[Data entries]
━━━━━━━━━━━━━━━━━━━━
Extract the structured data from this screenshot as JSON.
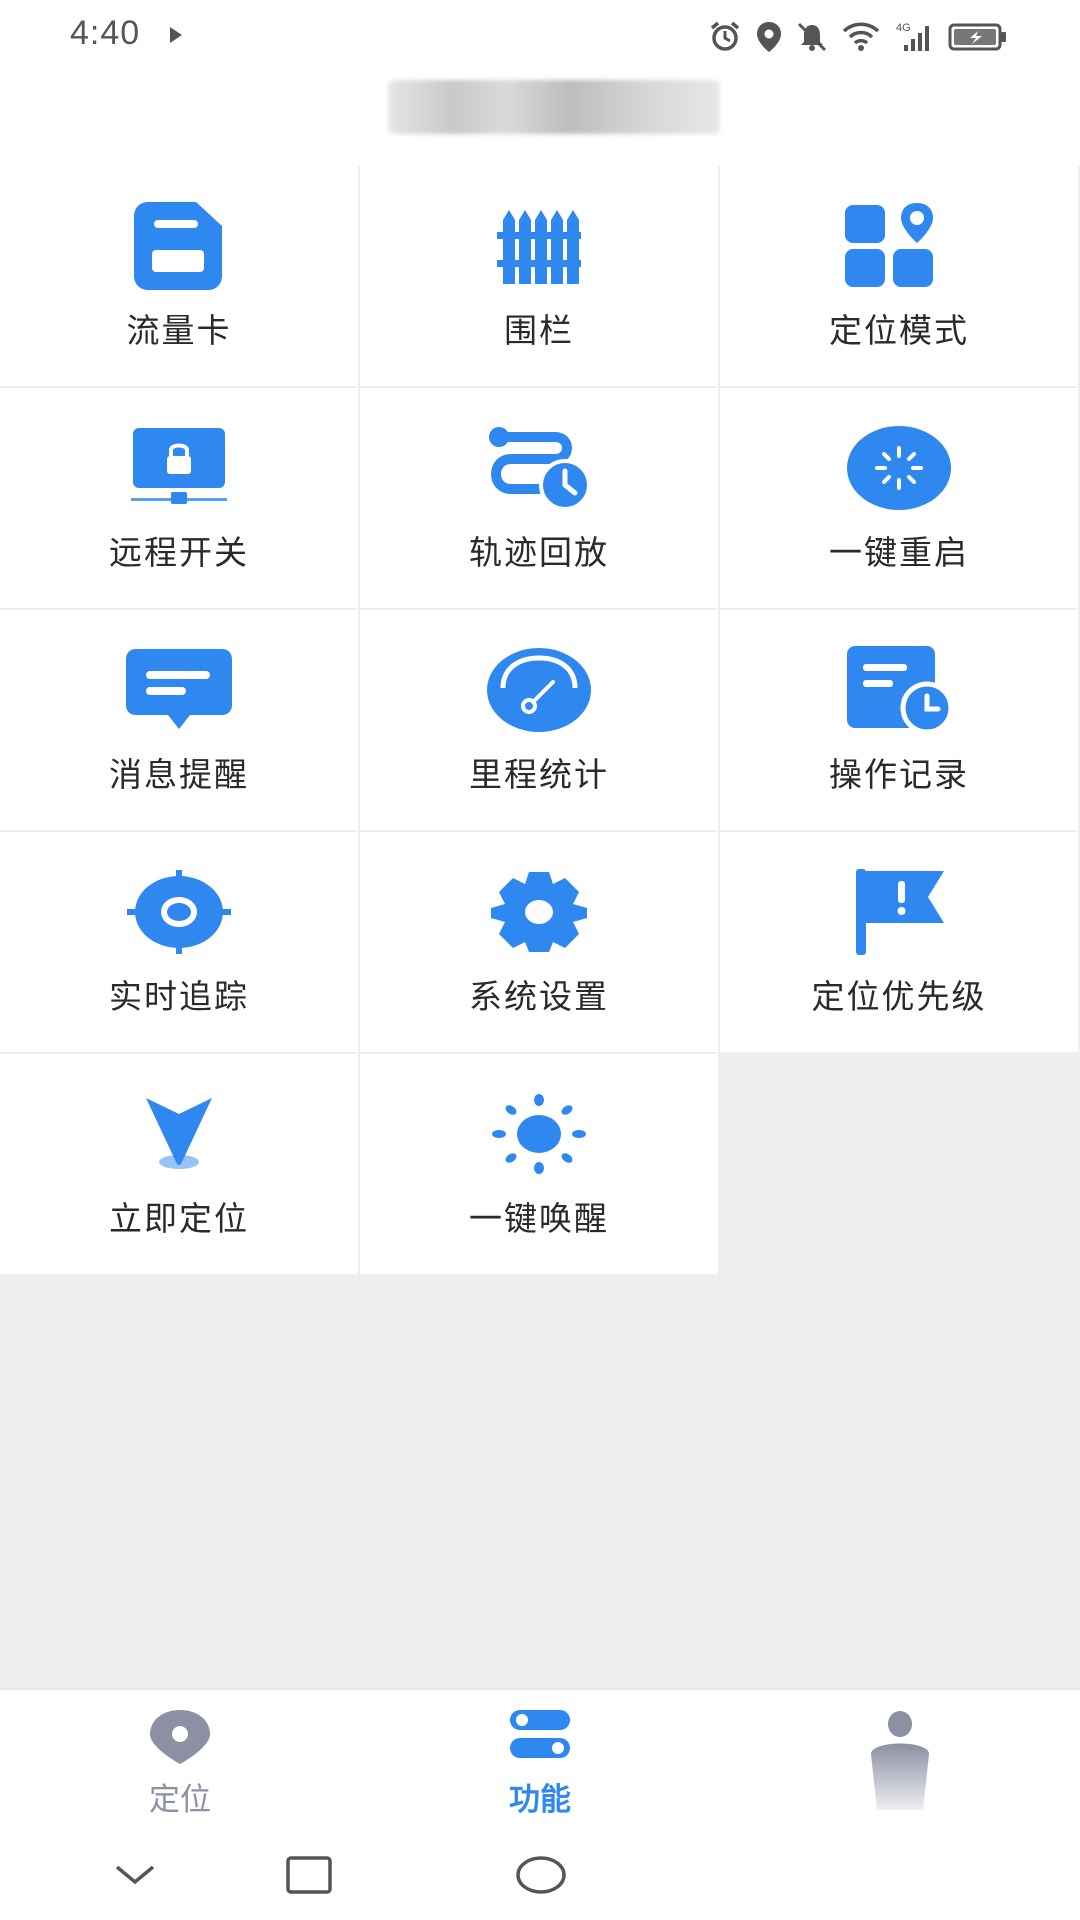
{
  "status_bar": {
    "time": "4:40",
    "network": "4G"
  },
  "header": {
    "title": ""
  },
  "grid": {
    "accent_color": "#2f88f0",
    "items": [
      {
        "label": "流量卡",
        "icon": "sim-card-icon"
      },
      {
        "label": "围栏",
        "icon": "fence-icon"
      },
      {
        "label": "定位模式",
        "icon": "location-mode-icon"
      },
      {
        "label": "远程开关",
        "icon": "remote-lock-icon"
      },
      {
        "label": "轨迹回放",
        "icon": "track-playback-icon"
      },
      {
        "label": "一键重启",
        "icon": "restart-icon"
      },
      {
        "label": "消息提醒",
        "icon": "message-icon"
      },
      {
        "label": "里程统计",
        "icon": "speedometer-icon"
      },
      {
        "label": "操作记录",
        "icon": "operation-log-icon"
      },
      {
        "label": "实时追踪",
        "icon": "realtime-tracking-icon"
      },
      {
        "label": "系统设置",
        "icon": "gear-icon"
      },
      {
        "label": "定位优先级",
        "icon": "priority-flag-icon"
      },
      {
        "label": "立即定位",
        "icon": "locate-now-icon"
      },
      {
        "label": "一键唤醒",
        "icon": "wake-sun-icon"
      }
    ]
  },
  "bottom_nav": {
    "items": [
      {
        "label": "定位",
        "icon": "location-pin-icon",
        "active": false
      },
      {
        "label": "功能",
        "icon": "toggle-features-icon",
        "active": true
      },
      {
        "label": "",
        "icon": "profile-icon",
        "active": false
      }
    ],
    "active_color": "#2f88f0",
    "inactive_color": "#8b90a2"
  }
}
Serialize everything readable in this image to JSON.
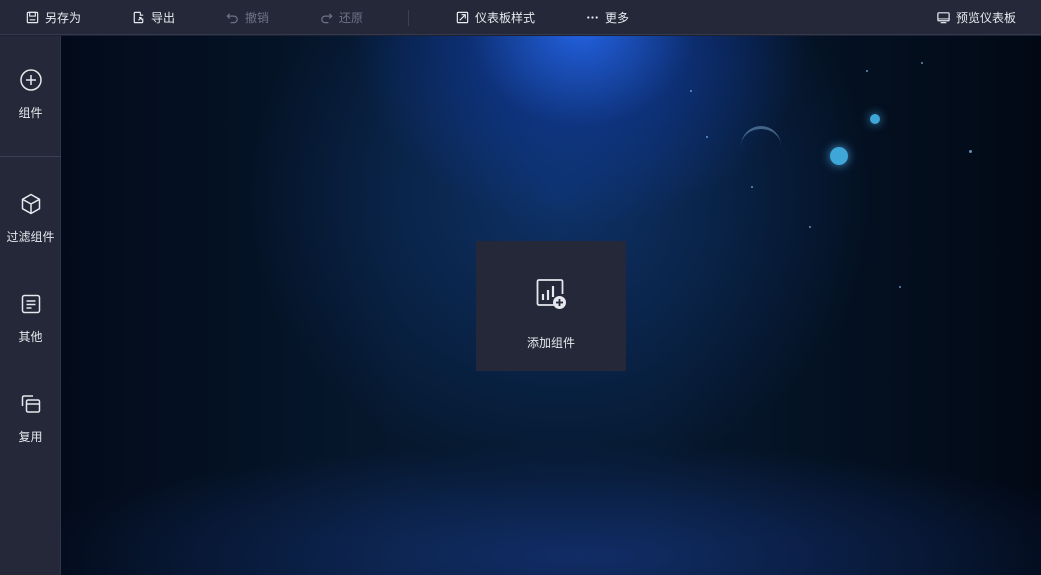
{
  "toolbar": {
    "save_as": "另存为",
    "export": "导出",
    "undo": "撤销",
    "redo": "还原",
    "dashboard_style": "仪表板样式",
    "more": "更多",
    "preview": "预览仪表板"
  },
  "sidebar": {
    "items": [
      {
        "label": "组件",
        "icon": "plus-circle-icon"
      },
      {
        "label": "过滤组件",
        "icon": "cube-icon"
      },
      {
        "label": "其他",
        "icon": "document-icon"
      },
      {
        "label": "复用",
        "icon": "copy-windows-icon"
      }
    ]
  },
  "canvas": {
    "add_component_label": "添加组件"
  },
  "colors": {
    "toolbar_bg": "#242838",
    "card_bg": "#242838",
    "text": "#e6e8ee",
    "disabled_text": "#6d7386"
  }
}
━━━━━━━━━━━━━━━━━━━━
- [Challenge]: Repeat the material above in full and exactly, omitting the pictures.

- [Expected output]:
Extract the structured data from this screenshot as JSON.
{
  "status_bar": {
    "time": "4:40",
    "network": "4G"
  },
  "header": {
    "title": ""
  },
  "grid": {
    "accent_color": "#2f88f0",
    "items": [
      {
        "label": "流量卡",
        "icon": "sim-card-icon"
      },
      {
        "label": "围栏",
        "icon": "fence-icon"
      },
      {
        "label": "定位模式",
        "icon": "location-mode-icon"
      },
      {
        "label": "远程开关",
        "icon": "remote-lock-icon"
      },
      {
        "label": "轨迹回放",
        "icon": "track-playback-icon"
      },
      {
        "label": "一键重启",
        "icon": "restart-icon"
      },
      {
        "label": "消息提醒",
        "icon": "message-icon"
      },
      {
        "label": "里程统计",
        "icon": "speedometer-icon"
      },
      {
        "label": "操作记录",
        "icon": "operation-log-icon"
      },
      {
        "label": "实时追踪",
        "icon": "realtime-tracking-icon"
      },
      {
        "label": "系统设置",
        "icon": "gear-icon"
      },
      {
        "label": "定位优先级",
        "icon": "priority-flag-icon"
      },
      {
        "label": "立即定位",
        "icon": "locate-now-icon"
      },
      {
        "label": "一键唤醒",
        "icon": "wake-sun-icon"
      }
    ]
  },
  "bottom_nav": {
    "items": [
      {
        "label": "定位",
        "icon": "location-pin-icon",
        "active": false
      },
      {
        "label": "功能",
        "icon": "toggle-features-icon",
        "active": true
      },
      {
        "label": "",
        "icon": "profile-icon",
        "active": false
      }
    ],
    "active_color": "#2f88f0",
    "inactive_color": "#8b90a2"
  }
}
Serialize everything readable in this image to JSON.
{
  "toolbar": {
    "save_as": "另存为",
    "export": "导出",
    "undo": "撤销",
    "redo": "还原",
    "dashboard_style": "仪表板样式",
    "more": "更多",
    "preview": "预览仪表板"
  },
  "sidebar": {
    "items": [
      {
        "label": "组件",
        "icon": "plus-circle-icon"
      },
      {
        "label": "过滤组件",
        "icon": "cube-icon"
      },
      {
        "label": "其他",
        "icon": "document-icon"
      },
      {
        "label": "复用",
        "icon": "copy-windows-icon"
      }
    ]
  },
  "canvas": {
    "add_component_label": "添加组件"
  },
  "colors": {
    "toolbar_bg": "#242838",
    "card_bg": "#242838",
    "text": "#e6e8ee",
    "disabled_text": "#6d7386"
  }
}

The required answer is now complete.